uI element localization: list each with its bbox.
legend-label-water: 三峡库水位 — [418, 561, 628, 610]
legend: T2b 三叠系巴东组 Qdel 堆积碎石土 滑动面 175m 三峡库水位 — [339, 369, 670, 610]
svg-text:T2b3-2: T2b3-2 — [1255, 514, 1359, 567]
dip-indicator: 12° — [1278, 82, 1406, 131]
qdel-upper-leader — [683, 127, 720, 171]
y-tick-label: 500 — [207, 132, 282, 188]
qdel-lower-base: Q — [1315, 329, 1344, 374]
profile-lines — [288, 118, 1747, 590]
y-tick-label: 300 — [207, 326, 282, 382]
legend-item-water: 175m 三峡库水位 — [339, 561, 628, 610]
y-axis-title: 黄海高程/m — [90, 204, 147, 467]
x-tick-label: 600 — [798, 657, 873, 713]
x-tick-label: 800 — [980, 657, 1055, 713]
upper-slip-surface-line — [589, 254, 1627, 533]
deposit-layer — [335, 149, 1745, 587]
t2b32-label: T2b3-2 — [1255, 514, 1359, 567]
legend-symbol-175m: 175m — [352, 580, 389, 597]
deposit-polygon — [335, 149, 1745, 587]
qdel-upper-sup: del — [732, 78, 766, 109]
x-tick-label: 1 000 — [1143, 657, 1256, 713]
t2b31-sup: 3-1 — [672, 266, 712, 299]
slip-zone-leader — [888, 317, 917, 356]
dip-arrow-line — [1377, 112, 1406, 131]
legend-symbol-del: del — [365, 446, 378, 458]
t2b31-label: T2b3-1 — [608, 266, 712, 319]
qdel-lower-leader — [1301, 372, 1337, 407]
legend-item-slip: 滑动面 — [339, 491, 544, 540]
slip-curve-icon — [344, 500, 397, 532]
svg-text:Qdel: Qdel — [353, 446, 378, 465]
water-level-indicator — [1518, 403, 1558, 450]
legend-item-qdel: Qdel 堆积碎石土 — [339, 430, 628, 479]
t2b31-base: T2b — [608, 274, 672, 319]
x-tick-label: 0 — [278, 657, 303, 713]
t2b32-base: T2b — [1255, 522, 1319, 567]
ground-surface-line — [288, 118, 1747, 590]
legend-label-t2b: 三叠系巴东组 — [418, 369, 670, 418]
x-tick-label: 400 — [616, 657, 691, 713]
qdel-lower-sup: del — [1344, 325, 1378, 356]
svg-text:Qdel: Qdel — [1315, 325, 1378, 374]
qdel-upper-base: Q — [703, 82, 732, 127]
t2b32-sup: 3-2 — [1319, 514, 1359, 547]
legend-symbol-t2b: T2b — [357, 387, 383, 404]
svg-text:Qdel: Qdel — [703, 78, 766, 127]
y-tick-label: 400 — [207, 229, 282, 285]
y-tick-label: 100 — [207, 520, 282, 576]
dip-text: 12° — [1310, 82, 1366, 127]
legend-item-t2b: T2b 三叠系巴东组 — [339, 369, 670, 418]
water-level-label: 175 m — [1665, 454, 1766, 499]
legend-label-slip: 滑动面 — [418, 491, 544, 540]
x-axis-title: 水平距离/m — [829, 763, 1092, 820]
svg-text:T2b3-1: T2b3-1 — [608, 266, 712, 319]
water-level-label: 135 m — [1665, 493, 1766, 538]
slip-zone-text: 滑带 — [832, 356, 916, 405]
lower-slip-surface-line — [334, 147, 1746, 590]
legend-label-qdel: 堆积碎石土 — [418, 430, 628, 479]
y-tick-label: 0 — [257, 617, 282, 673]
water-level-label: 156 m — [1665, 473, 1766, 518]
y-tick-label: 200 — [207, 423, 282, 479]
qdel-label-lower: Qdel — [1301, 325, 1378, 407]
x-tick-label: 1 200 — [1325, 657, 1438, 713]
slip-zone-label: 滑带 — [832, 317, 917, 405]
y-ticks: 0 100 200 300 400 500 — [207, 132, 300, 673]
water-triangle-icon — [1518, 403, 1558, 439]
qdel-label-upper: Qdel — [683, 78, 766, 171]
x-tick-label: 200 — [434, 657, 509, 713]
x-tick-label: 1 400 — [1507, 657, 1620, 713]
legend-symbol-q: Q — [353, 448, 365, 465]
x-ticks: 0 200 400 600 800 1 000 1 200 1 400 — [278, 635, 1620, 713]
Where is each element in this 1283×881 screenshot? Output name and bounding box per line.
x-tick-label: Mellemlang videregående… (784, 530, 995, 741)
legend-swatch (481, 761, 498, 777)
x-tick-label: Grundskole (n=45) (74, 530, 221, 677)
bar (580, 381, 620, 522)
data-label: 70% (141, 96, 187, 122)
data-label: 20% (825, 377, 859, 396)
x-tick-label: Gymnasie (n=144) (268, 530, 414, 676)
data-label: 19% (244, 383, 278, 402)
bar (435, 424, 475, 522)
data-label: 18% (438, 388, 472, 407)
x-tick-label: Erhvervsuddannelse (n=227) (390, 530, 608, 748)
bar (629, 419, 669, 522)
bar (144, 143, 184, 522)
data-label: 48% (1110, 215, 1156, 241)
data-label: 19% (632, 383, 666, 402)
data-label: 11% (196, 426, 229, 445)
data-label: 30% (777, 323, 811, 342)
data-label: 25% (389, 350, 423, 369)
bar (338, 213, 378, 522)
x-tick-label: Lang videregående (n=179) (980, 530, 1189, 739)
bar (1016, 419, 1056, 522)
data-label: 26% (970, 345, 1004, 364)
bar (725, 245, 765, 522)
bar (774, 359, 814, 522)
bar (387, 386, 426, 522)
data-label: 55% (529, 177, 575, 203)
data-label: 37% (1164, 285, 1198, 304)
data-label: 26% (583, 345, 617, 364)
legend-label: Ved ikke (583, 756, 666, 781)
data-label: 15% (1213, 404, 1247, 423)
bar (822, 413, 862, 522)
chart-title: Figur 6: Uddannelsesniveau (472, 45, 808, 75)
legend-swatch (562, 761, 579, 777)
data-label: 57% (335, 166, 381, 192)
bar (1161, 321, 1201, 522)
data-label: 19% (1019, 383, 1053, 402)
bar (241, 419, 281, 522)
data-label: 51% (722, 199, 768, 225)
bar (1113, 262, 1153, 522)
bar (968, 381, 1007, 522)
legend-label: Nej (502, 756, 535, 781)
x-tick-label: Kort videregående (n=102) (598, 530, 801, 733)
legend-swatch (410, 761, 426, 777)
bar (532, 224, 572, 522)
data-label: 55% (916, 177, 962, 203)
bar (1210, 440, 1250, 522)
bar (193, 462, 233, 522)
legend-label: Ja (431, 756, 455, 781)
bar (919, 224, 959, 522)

REQUIREMENTS:
Update the data by replacing "data-label" with "value-label" everywhere it occurs, leaving everything else unchanged.

ANSWER TO THIS EXERCISE:
uI element localization: list each with its bbox.
legend-label-water: 三峡库水位 — [418, 561, 628, 610]
legend: T2b 三叠系巴东组 Qdel 堆积碎石土 滑动面 175m 三峡库水位 — [339, 369, 670, 610]
svg-text:T2b3-2: T2b3-2 — [1255, 514, 1359, 567]
dip-indicator: 12° — [1278, 82, 1406, 131]
qdel-upper-leader — [683, 127, 720, 171]
y-tick-label: 500 — [207, 132, 282, 188]
qdel-lower-base: Q — [1315, 329, 1344, 374]
profile-lines — [288, 118, 1747, 590]
y-tick-label: 300 — [207, 326, 282, 382]
legend-item-water: 175m 三峡库水位 — [339, 561, 628, 610]
y-axis-title: 黄海高程/m — [90, 204, 147, 467]
x-tick-label: 600 — [798, 657, 873, 713]
x-tick-label: 800 — [980, 657, 1055, 713]
upper-slip-surface-line — [589, 254, 1627, 533]
deposit-layer — [335, 149, 1745, 587]
t2b32-label: T2b3-2 — [1255, 514, 1359, 567]
legend-symbol-175m: 175m — [352, 580, 389, 597]
deposit-polygon — [335, 149, 1745, 587]
qdel-upper-sup: del — [732, 78, 766, 109]
x-tick-label: 1 000 — [1143, 657, 1256, 713]
t2b31-sup: 3-1 — [672, 266, 712, 299]
slip-zone-leader — [888, 317, 917, 356]
dip-arrow-line — [1377, 112, 1406, 131]
legend-symbol-del: del — [365, 446, 378, 458]
t2b31-label: T2b3-1 — [608, 266, 712, 319]
qdel-lower-leader — [1301, 372, 1337, 407]
legend-item-slip: 滑动面 — [339, 491, 544, 540]
slip-curve-icon — [344, 500, 397, 532]
svg-text:Qdel: Qdel — [353, 446, 378, 465]
water-level-indicator — [1518, 403, 1558, 450]
legend-item-qdel: Qdel 堆积碎石土 — [339, 430, 628, 479]
t2b31-base: T2b — [608, 274, 672, 319]
x-tick-label: 0 — [278, 657, 303, 713]
t2b32-base: T2b — [1255, 522, 1319, 567]
ground-surface-line — [288, 118, 1747, 590]
legend-label-t2b: 三叠系巴东组 — [418, 369, 670, 418]
x-tick-label: 400 — [616, 657, 691, 713]
qdel-lower-sup: del — [1344, 325, 1378, 356]
svg-text:Qdel: Qdel — [1315, 325, 1378, 374]
qdel-upper-base: Q — [703, 82, 732, 127]
t2b32-sup: 3-2 — [1319, 514, 1359, 547]
legend-symbol-t2b: T2b — [357, 387, 383, 404]
svg-text:Qdel: Qdel — [703, 78, 766, 127]
y-tick-label: 400 — [207, 229, 282, 285]
y-tick-label: 100 — [207, 520, 282, 576]
dip-text: 12° — [1310, 82, 1366, 127]
legend-item-t2b: T2b 三叠系巴东组 — [339, 369, 670, 418]
water-level-label: 175 m — [1665, 454, 1766, 499]
legend-label-slip: 滑动面 — [418, 491, 544, 540]
x-axis-title: 水平距离/m — [829, 763, 1092, 820]
svg-text:T2b3-1: T2b3-1 — [608, 266, 712, 319]
water-level-label: 135 m — [1665, 493, 1766, 538]
slip-zone-text: 滑带 — [832, 356, 916, 405]
lower-slip-surface-line — [334, 147, 1746, 590]
legend-label-qdel: 堆积碎石土 — [418, 430, 628, 479]
y-tick-label: 0 — [257, 617, 282, 673]
water-level-label: 156 m — [1665, 473, 1766, 518]
y-tick-label: 200 — [207, 423, 282, 479]
qdel-label-lower: Qdel — [1301, 325, 1378, 407]
x-tick-label: 1 200 — [1325, 657, 1438, 713]
slip-zone-label: 滑带 — [832, 317, 917, 405]
y-ticks: 0 100 200 300 400 500 — [207, 132, 300, 673]
water-triangle-icon — [1518, 403, 1558, 439]
qdel-label-upper: Qdel — [683, 78, 766, 171]
x-tick-label: 200 — [434, 657, 509, 713]
x-tick-label: 1 400 — [1507, 657, 1620, 713]
legend-symbol-q: Q — [353, 448, 365, 465]
x-ticks: 0 200 400 600 800 1 000 1 200 1 400 — [278, 635, 1620, 713]
Where is each element in this 1283×881 screenshot? Output name and bounding box per line.
x-tick-label: Mellemlang videregående… (784, 530, 995, 741)
legend-swatch (481, 761, 498, 777)
x-tick-label: Grundskole (n=45) (74, 530, 221, 677)
bar (580, 381, 620, 522)
value-label: 70% (141, 96, 187, 122)
value-label: 20% (825, 377, 859, 396)
x-tick-label: Gymnasie (n=144) (268, 530, 414, 676)
value-label: 19% (244, 383, 278, 402)
bar (435, 424, 475, 522)
value-label: 18% (438, 388, 472, 407)
x-tick-label: Erhvervsuddannelse (n=227) (390, 530, 608, 748)
bar (629, 419, 669, 522)
bar (144, 143, 184, 522)
value-label: 48% (1110, 215, 1156, 241)
value-label: 19% (632, 383, 666, 402)
value-label: 11% (196, 426, 229, 445)
value-label: 30% (777, 323, 811, 342)
value-label: 25% (389, 350, 423, 369)
bar (338, 213, 378, 522)
x-tick-label: Lang videregående (n=179) (980, 530, 1189, 739)
bar (1016, 419, 1056, 522)
value-label: 26% (970, 345, 1004, 364)
bar (725, 245, 765, 522)
bar (774, 359, 814, 522)
bar (387, 386, 426, 522)
value-label: 55% (529, 177, 575, 203)
value-label: 37% (1164, 285, 1198, 304)
value-label: 26% (583, 345, 617, 364)
legend-label: Ved ikke (583, 756, 666, 781)
value-label: 15% (1213, 404, 1247, 423)
bar (822, 413, 862, 522)
chart-title: Figur 6: Uddannelsesniveau (472, 45, 808, 75)
legend-swatch (562, 761, 579, 777)
value-label: 57% (335, 166, 381, 192)
bar (1161, 321, 1201, 522)
value-label: 19% (1019, 383, 1053, 402)
bar (241, 419, 281, 522)
value-label: 51% (722, 199, 768, 225)
bar (1113, 262, 1153, 522)
bar (968, 381, 1007, 522)
legend-label: Nej (502, 756, 535, 781)
x-tick-label: Kort videregående (n=102) (598, 530, 801, 733)
legend-swatch (410, 761, 426, 777)
bar (532, 224, 572, 522)
value-label: 55% (916, 177, 962, 203)
bar (1210, 440, 1250, 522)
bar (193, 462, 233, 522)
legend-label: Ja (431, 756, 455, 781)
bar (919, 224, 959, 522)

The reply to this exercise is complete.